== RAW RECORDS ==

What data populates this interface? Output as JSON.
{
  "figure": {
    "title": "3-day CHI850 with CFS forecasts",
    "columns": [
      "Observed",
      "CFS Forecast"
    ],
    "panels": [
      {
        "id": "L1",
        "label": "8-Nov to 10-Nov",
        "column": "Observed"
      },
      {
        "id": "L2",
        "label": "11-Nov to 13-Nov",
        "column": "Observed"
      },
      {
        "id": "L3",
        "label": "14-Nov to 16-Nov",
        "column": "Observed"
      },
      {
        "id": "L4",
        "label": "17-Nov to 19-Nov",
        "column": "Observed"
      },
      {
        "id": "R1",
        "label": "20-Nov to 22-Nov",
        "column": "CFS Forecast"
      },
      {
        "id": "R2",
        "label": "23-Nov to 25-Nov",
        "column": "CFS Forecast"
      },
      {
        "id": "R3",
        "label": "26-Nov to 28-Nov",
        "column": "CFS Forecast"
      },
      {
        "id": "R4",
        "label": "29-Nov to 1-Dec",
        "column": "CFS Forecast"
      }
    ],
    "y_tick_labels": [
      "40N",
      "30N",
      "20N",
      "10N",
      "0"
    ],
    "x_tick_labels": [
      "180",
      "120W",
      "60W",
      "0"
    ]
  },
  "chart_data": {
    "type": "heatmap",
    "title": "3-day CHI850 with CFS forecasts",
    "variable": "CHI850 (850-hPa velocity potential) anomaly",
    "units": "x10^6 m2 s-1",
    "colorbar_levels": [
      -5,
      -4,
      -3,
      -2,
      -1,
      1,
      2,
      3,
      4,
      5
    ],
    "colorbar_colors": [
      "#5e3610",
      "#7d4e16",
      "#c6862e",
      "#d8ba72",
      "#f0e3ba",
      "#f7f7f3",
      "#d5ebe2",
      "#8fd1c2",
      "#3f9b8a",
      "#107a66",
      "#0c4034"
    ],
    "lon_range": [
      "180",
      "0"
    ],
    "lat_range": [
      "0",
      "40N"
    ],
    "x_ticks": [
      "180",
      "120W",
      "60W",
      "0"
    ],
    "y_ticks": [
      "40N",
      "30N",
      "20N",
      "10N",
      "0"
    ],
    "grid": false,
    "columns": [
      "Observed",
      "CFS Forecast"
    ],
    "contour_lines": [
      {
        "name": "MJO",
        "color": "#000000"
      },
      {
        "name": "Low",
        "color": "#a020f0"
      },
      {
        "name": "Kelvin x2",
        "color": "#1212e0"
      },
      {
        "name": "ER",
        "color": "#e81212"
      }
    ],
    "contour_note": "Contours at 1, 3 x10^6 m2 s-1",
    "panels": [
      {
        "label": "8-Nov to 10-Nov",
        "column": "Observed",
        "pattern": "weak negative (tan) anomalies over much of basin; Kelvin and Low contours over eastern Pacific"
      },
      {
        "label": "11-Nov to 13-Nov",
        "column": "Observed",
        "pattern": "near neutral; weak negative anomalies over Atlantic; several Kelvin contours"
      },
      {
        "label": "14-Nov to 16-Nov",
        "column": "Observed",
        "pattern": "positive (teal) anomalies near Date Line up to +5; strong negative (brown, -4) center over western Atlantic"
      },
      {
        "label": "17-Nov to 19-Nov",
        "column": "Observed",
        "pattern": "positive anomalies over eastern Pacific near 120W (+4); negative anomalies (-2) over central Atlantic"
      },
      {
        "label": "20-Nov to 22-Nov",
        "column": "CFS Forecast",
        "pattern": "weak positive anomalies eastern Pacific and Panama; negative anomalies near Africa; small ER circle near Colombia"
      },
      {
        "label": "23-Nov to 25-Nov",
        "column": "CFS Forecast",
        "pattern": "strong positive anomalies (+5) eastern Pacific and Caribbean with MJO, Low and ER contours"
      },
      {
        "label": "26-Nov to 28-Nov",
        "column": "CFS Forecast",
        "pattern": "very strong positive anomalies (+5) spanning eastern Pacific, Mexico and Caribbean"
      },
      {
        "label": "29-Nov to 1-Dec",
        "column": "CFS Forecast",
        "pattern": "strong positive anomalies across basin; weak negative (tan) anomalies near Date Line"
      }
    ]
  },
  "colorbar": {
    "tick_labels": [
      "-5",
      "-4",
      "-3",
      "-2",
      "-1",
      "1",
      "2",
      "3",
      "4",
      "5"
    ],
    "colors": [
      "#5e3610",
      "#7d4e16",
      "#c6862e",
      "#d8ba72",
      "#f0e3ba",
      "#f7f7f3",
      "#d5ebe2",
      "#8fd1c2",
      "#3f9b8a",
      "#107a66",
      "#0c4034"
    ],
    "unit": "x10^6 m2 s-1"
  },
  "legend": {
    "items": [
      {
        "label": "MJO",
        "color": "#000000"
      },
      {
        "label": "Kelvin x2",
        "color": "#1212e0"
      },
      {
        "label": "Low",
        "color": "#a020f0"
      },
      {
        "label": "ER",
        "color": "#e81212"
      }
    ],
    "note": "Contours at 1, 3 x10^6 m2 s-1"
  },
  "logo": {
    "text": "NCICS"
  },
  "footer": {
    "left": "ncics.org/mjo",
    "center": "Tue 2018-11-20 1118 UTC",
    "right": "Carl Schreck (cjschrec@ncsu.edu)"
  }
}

===

Collect every line from the records above that contains the word "anomalies".

        "pattern": "weak negative (tan) anomalies over much of basin; Kelvin and Low contours over eastern Pacific"
        "pattern": "near neutral; weak negative anomalies over Atlantic; several Kelvin contours"
        "pattern": "positive (teal) anomalies near Date Line up to +5; strong negative (brown, -4) center over western Atlantic"
        "pattern": "positive anomalies over eastern Pacific near 120W (+4); negative anomalies (-2) over central Atlantic"
        "pattern": "weak positive anomalies eastern Pacific and Panama; negative anomalies near Africa; small ER circle near Colombia"
        "pattern": "strong positive anomalies (+5) eastern Pacific and Caribbean with MJO, Low and ER contours"
        "pattern": "very strong positive anomalies (+5) spanning eastern Pacific, Mexico and Caribbean"
        "pattern": "strong positive anomalies across basin; weak negative (tan) anomalies near Date Line"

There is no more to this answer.